▶ **AUSGEWÄHLTER TEXT**:

━━━━

# Freespace +php und mysql



## theDude (8. Mai 2001)

Hi Leute
Ich bin auf der Suche nach nem Freespace provider, der php und mysql unterstützt. Hatte mal irgendwo eine Liste gesehen, find die aber nicht wieder...

Cheers 
The Dude


----------



## Thimo Grauerholz (8. Mai 2001)

bitte benutze die suchfunktion in diesem board. es wurden hinreichend links gepostet 

php      mal als suchwort eingeben und ab geht's


----------



## Markus (29. Juni 2001)

ansonsten kannst du dir das hier ja mal ansehen ist zwar langsam aber dafuer fuer umme

cu Markus


----------



## hammer12 (19. Juli 2001)

http://www.webhostlist.de 
----> kostenlose

dann zur experten-suche oder so


----------



## Flame (20. Juli 2001)

*schau mal unter*

http://www.webfriendz.de

unter internet.

Anmerkung: f2s.com iss ******e, da lahme server und ftp auch nicht immer funzt.

━━━━

▶ **BEREITGESTELLTES MATERIAL**:
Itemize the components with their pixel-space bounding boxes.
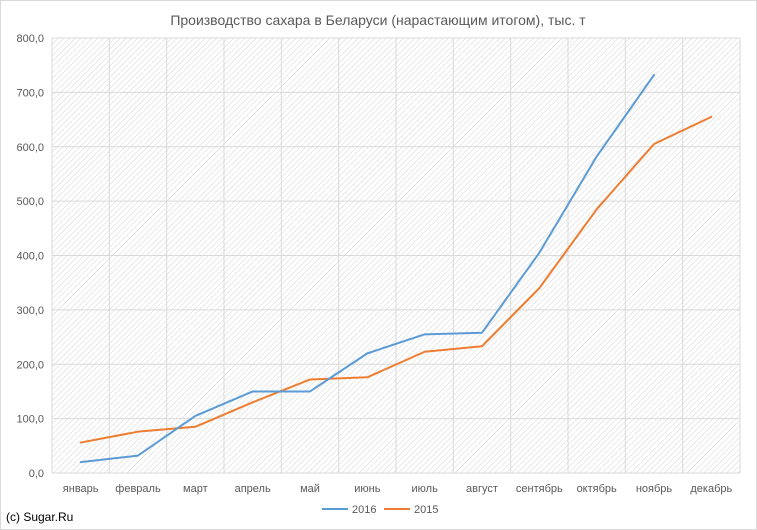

━━━━

▶ **ÜBUNGSAUFGABEN**:
- A) Kopieren Sie aus der Forumsdiskussion über kostenlosen Webspace einen Abschnitt wortgetreu. Beginnen Sie bei den Worten „## Flame (20.“ und hören Sie nach den Worten „nicht immer funzt.“ auf.
- B) Welche zwei Mängel werden in der Forumsdiskussion über kostenlosen Webspace an f2s.com kritisiert?
- C) Führen Sie die Forumsdiskussion über kostenlosen Webspace mit PHP und MySQL im Anschluss an den letzten Beitrag weiter.

▶ **LÖSUNGEN NACH AUFGABEN**:
- A)
## Flame (20. Juli 2001)

*schau mal unter*

http://www.webfriendz.de

unter internet.

Anmerkung: f2s.com iss ******e, da lahme server und ftp auch nicht immer funzt.

- B) Die Server sind lahm, und FTP funktioniert nicht immer.

- C)
----------



## hbheiner (19. April 2004)

*free*

leutz

hört mal her


http://www.funpic.de 

- unlimited webspace
-unlimited traffic
-sql/php
- kostelos

http://www.websamba.com
-große dateien uploaden
leider kein php


es gibt gaaaaanz viel umsonst, mann muss sichnur mal eben kurz bücken um es aufzuheben

lol

viel Spaß


mfg hbheiner


----------



## Markus Kolletzky (19. April 2004)

Herzlichen Glückwunsch, dass Du nach 2 3/4 Jahren diesen Post wieder hervorgeholt hast..... Vor allem, weil es mittlerweile genügend (kostenlose) Webspaceanbieter gibt....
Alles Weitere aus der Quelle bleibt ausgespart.